(Data entries)
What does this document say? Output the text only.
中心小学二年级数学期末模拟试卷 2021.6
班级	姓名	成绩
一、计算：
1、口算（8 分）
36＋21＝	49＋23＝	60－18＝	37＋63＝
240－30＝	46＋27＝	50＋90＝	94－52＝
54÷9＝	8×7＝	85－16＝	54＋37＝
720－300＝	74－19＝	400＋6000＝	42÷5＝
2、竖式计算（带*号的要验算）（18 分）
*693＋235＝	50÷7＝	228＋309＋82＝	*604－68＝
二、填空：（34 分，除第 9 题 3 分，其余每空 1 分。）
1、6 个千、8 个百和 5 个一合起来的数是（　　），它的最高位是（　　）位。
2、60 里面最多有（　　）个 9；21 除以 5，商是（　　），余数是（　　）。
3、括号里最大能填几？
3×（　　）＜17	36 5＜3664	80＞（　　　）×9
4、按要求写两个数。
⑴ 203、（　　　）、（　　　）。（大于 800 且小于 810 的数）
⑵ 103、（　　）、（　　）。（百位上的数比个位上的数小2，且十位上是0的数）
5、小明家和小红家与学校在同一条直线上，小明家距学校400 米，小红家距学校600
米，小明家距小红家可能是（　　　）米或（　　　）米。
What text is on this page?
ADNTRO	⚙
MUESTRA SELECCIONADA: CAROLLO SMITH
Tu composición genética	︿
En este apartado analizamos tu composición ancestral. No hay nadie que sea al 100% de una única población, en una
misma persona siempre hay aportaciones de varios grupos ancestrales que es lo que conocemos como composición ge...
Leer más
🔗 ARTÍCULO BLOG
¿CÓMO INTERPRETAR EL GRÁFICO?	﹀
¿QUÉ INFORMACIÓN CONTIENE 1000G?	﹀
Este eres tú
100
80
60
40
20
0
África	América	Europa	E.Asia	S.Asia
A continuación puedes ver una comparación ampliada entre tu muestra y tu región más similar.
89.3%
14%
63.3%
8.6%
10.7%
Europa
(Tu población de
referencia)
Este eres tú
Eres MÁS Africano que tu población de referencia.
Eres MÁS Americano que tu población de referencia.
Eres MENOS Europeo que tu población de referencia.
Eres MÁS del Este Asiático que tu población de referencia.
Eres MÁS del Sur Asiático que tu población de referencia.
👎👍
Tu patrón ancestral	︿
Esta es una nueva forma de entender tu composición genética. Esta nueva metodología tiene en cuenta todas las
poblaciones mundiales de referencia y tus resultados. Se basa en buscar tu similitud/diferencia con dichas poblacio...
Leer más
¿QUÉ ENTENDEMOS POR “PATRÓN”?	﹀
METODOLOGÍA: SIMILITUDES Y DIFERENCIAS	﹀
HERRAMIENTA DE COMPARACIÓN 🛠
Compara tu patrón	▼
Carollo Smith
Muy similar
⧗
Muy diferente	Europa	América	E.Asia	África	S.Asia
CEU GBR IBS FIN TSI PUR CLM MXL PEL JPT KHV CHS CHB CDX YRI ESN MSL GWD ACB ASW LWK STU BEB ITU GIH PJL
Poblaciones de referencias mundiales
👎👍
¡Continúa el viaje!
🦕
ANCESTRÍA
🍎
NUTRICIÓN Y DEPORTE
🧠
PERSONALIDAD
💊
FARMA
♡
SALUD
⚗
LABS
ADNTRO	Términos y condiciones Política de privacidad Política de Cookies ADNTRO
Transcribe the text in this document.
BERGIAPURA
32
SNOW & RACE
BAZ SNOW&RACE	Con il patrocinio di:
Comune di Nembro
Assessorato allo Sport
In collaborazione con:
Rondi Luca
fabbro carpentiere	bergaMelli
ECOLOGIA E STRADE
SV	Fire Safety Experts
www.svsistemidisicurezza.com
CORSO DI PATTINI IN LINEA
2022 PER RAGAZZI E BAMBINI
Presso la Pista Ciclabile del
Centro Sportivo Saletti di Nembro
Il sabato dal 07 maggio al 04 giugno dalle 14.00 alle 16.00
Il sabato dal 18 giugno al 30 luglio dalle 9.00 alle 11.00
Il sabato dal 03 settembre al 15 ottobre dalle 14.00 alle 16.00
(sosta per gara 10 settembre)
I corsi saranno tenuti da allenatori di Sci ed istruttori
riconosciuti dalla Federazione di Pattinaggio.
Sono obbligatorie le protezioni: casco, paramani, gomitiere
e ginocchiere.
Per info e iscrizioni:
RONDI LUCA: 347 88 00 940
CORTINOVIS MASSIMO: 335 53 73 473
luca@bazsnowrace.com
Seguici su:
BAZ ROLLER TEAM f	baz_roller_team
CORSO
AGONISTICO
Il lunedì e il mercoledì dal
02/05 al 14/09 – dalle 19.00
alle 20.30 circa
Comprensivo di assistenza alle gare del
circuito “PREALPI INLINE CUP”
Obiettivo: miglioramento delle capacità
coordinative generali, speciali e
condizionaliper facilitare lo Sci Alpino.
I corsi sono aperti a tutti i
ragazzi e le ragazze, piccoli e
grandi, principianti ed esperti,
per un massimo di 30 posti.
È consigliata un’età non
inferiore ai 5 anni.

**Stated goal**
Copy every line that contains the string "África".

**Response for this exercise**
África	América	Europa	E.Asia	S.Asia
Muy diferente	Europa	América	E.Asia	África	S.Asia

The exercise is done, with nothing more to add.